*TASK TO COMPLETE:* Copy the records below exactly as they are written.

>> start

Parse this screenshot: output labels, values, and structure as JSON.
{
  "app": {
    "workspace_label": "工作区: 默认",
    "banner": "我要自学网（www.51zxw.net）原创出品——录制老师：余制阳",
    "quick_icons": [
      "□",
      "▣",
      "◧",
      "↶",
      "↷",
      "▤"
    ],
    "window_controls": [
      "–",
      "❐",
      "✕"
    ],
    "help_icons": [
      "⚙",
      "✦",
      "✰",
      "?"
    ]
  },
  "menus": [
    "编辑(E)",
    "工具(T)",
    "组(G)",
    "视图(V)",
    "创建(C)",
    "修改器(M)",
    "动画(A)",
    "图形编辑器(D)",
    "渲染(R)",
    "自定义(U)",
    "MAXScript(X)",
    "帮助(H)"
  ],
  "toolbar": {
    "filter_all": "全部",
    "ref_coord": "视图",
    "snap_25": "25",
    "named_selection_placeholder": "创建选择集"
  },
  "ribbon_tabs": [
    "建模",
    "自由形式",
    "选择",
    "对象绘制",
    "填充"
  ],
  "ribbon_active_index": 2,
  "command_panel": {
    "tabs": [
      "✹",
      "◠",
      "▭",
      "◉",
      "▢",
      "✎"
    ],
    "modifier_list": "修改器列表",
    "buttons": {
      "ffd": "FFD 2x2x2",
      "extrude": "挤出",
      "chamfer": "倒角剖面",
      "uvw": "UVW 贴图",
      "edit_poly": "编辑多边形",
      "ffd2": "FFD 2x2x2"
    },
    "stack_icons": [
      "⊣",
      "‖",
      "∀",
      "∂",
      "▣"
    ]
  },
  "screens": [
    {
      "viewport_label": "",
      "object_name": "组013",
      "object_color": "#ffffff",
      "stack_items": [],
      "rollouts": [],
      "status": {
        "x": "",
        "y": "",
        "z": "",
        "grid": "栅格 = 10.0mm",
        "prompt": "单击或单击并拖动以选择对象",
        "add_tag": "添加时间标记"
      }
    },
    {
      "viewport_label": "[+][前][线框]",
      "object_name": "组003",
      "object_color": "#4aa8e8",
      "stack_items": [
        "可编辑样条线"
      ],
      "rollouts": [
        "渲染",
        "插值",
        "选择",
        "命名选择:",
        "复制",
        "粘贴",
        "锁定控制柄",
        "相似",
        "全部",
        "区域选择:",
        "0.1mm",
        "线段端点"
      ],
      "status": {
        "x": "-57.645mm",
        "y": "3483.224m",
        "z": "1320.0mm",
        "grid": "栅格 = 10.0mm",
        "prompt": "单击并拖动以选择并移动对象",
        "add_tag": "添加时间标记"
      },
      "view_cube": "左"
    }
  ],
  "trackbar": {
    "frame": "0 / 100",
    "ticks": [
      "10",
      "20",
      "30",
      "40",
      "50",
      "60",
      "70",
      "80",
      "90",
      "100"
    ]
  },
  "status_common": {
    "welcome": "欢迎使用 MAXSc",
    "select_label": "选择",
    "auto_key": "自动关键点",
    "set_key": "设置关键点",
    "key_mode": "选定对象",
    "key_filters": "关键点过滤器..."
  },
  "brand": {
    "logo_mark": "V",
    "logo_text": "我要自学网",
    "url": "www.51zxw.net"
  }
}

>> end

*EXERCISE ANSWER:*
Parse this screenshot: output labels, values, and structure as JSON.
{
  "app": {
    "workspace_label": "工作区: 默认",
    "banner": "我要自学网（www.51zxw.net）原创出品——录制老师：余制阳",
    "quick_icons": [
      "□",
      "▣",
      "◧",
      "↶",
      "↷",
      "▤"
    ],
    "window_controls": [
      "–",
      "❐",
      "✕"
    ],
    "help_icons": [
      "⚙",
      "✦",
      "✰",
      "?"
    ]
  },
  "menus": [
    "编辑(E)",
    "工具(T)",
    "组(G)",
    "视图(V)",
    "创建(C)",
    "修改器(M)",
    "动画(A)",
    "图形编辑器(D)",
    "渲染(R)",
    "自定义(U)",
    "MAXScript(X)",
    "帮助(H)"
  ],
  "toolbar": {
    "filter_all": "全部",
    "ref_coord": "视图",
    "snap_25": "25",
    "named_selection_placeholder": "创建选择集"
  },
  "ribbon_tabs": [
    "建模",
    "自由形式",
    "选择",
    "对象绘制",
    "填充"
  ],
  "ribbon_active_index": 2,
  "command_panel": {
    "tabs": [
      "✹",
      "◠",
      "▭",
      "◉",
      "▢",
      "✎"
    ],
    "modifier_list": "修改器列表",
    "buttons": {
      "ffd": "FFD 2x2x2",
      "extrude": "挤出",
      "chamfer": "倒角剖面",
      "uvw": "UVW 贴图",
      "edit_poly": "编辑多边形",
      "ffd2": "FFD 2x2x2"
    },
    "stack_icons": [
      "⊣",
      "‖",
      "∀",
      "∂",
      "▣"
    ]
  },
  "screens": [
    {
      "viewport_label": "",
      "object_name": "组013",
      "object_color": "#ffffff",
      "stack_items": [],
      "rollouts": [],
      "status": {
        "x": "",
        "y": "",
        "z": "",
        "grid": "栅格 = 10.0mm",
        "prompt": "单击或单击并拖动以选择对象",
        "add_tag": "添加时间标记"
      }
    },
    {
      "viewport_label": "[+][前][线框]",
      "object_name": "组003",
      "object_color": "#4aa8e8",
      "stack_items": [
        "可编辑样条线"
      ],
      "rollouts": [
        "渲染",
        "插值",
        "选择",
        "命名选择:",
        "复制",
        "粘贴",
        "锁定控制柄",
        "相似",
        "全部",
        "区域选择:",
        "0.1mm",
        "线段端点"
      ],
      "status": {
        "x": "-57.645mm",
        "y": "3483.224m",
        "z": "1320.0mm",
        "grid": "栅格 = 10.0mm",
        "prompt": "单击并拖动以选择并移动对象",
        "add_tag": "添加时间标记"
      },
      "view_cube": "左"
    }
  ],
  "trackbar": {
    "frame": "0 / 100",
    "ticks": [
      "10",
      "20",
      "30",
      "40",
      "50",
      "60",
      "70",
      "80",
      "90",
      "100"
    ]
  },
  "status_common": {
    "welcome": "欢迎使用 MAXSc",
    "select_label": "选择",
    "auto_key": "自动关键点",
    "set_key": "设置关键点",
    "key_mode": "选定对象",
    "key_filters": "关键点过滤器..."
  },
  "brand": {
    "logo_mark": "V",
    "logo_text": "我要自学网",
    "url": "www.51zxw.net"
  }
}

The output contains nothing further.